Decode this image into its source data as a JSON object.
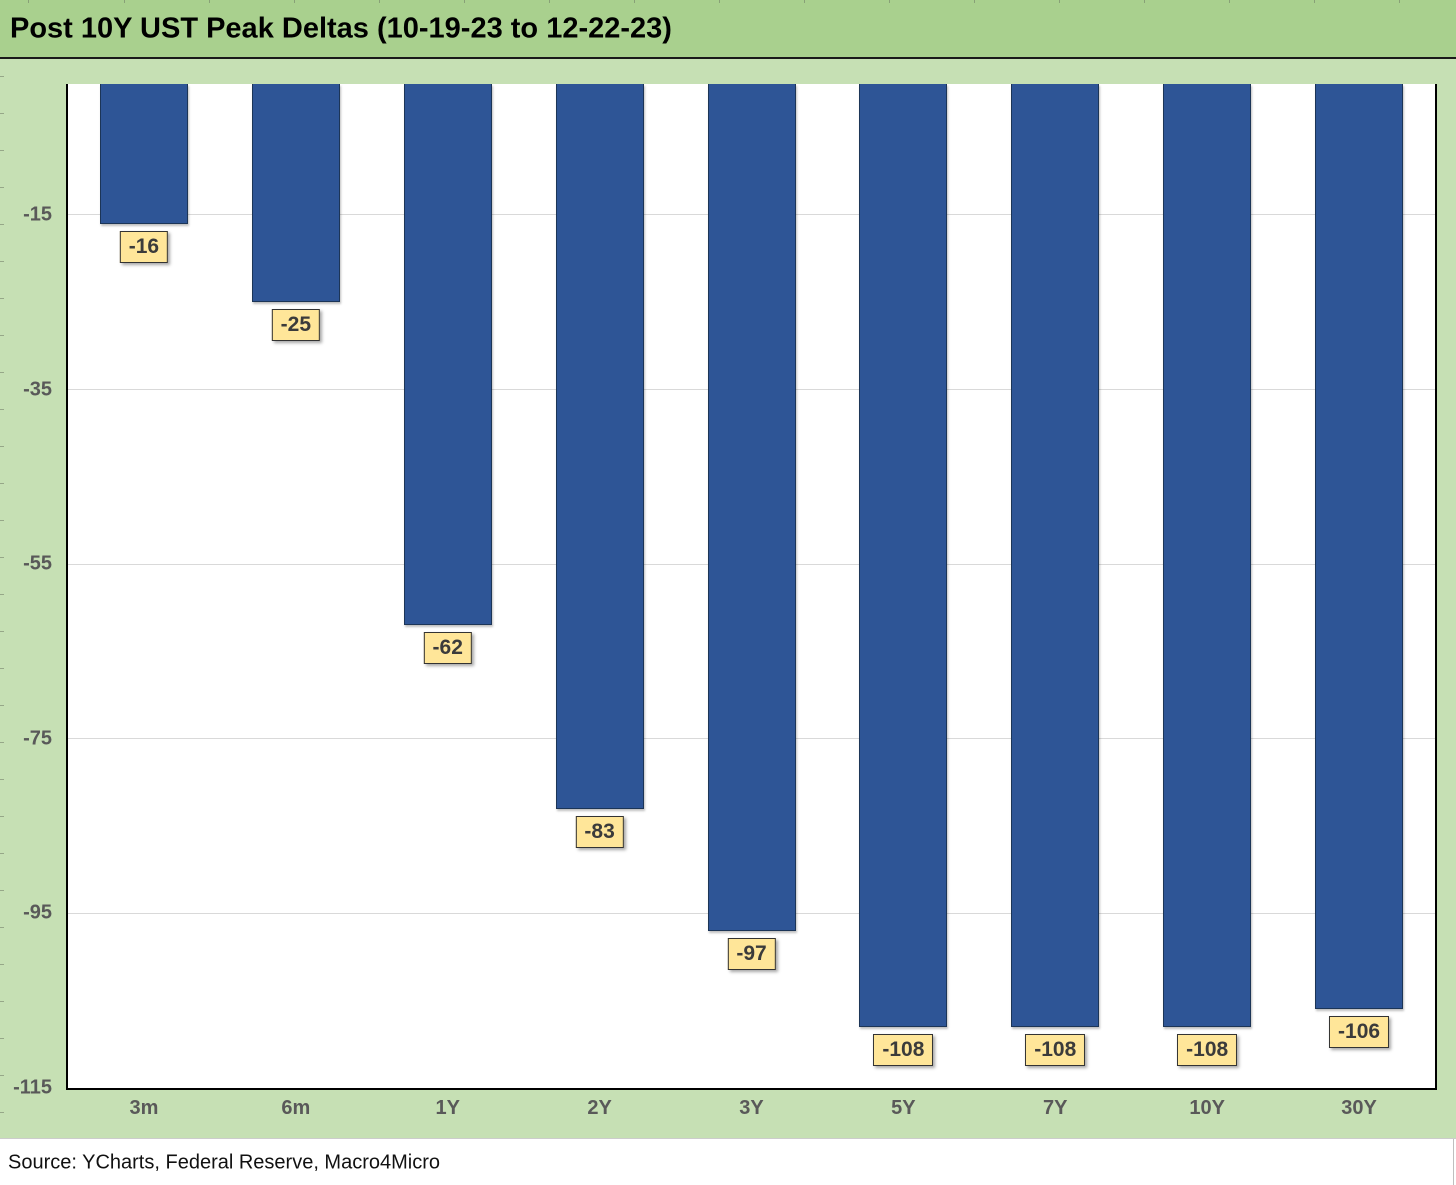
{
  "title": "Post 10Y UST Peak Deltas (10-19-23 to 12-22-23)",
  "source": "Source: YCharts, Federal Reserve, Macro4Micro",
  "colors": {
    "title_bar_green": "#a9d08e",
    "canvas_green": "#c6e0b4",
    "bar_blue": "#2e5596",
    "bar_border": "#1c3557",
    "label_fill_yellow": "#ffe699",
    "label_border": "#333333",
    "axis_text_gray": "#595959",
    "gridline_gray": "#d9d9d9"
  },
  "chart_data": {
    "type": "bar",
    "title": "Post 10Y UST Peak Deltas (10-19-23 to 12-22-23)",
    "categories": [
      "3m",
      "6m",
      "1Y",
      "2Y",
      "3Y",
      "5Y",
      "7Y",
      "10Y",
      "30Y"
    ],
    "values": [
      -16,
      -25,
      -62,
      -83,
      -97,
      -108,
      -108,
      -108,
      -106
    ],
    "data_labels": [
      "-16",
      "-25",
      "-62",
      "-83",
      "-97",
      "-108",
      "-108",
      "-108",
      "-106"
    ],
    "xlabel": "",
    "ylabel": "",
    "ylim": [
      -115,
      0
    ],
    "yticks": [
      -15,
      -35,
      -55,
      -75,
      -95,
      -115
    ],
    "grid": true,
    "legend": false,
    "orientation": "vertical-negative",
    "source_note": "Source: YCharts, Federal Reserve, Macro4Micro"
  }
}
========================================
◆ WHAT YOU WILL DO: Output all the records, word for word, with no pictures in the copy.

◆ WRITTEN SOLUTION:
Decode this image into its source data as a JSON object.
{
  "title": "Post 10Y UST Peak Deltas (10-19-23 to 12-22-23)",
  "source": "Source: YCharts, Federal Reserve, Macro4Micro",
  "colors": {
    "title_bar_green": "#a9d08e",
    "canvas_green": "#c6e0b4",
    "bar_blue": "#2e5596",
    "bar_border": "#1c3557",
    "label_fill_yellow": "#ffe699",
    "label_border": "#333333",
    "axis_text_gray": "#595959",
    "gridline_gray": "#d9d9d9"
  },
  "chart_data": {
    "type": "bar",
    "title": "Post 10Y UST Peak Deltas (10-19-23 to 12-22-23)",
    "categories": [
      "3m",
      "6m",
      "1Y",
      "2Y",
      "3Y",
      "5Y",
      "7Y",
      "10Y",
      "30Y"
    ],
    "values": [
      -16,
      -25,
      -62,
      -83,
      -97,
      -108,
      -108,
      -108,
      -106
    ],
    "data_labels": [
      "-16",
      "-25",
      "-62",
      "-83",
      "-97",
      "-108",
      "-108",
      "-108",
      "-106"
    ],
    "xlabel": "",
    "ylabel": "",
    "ylim": [
      -115,
      0
    ],
    "yticks": [
      -15,
      -35,
      -55,
      -75,
      -95,
      -115
    ],
    "grid": true,
    "legend": false,
    "orientation": "vertical-negative",
    "source_note": "Source: YCharts, Federal Reserve, Macro4Micro"
  }
}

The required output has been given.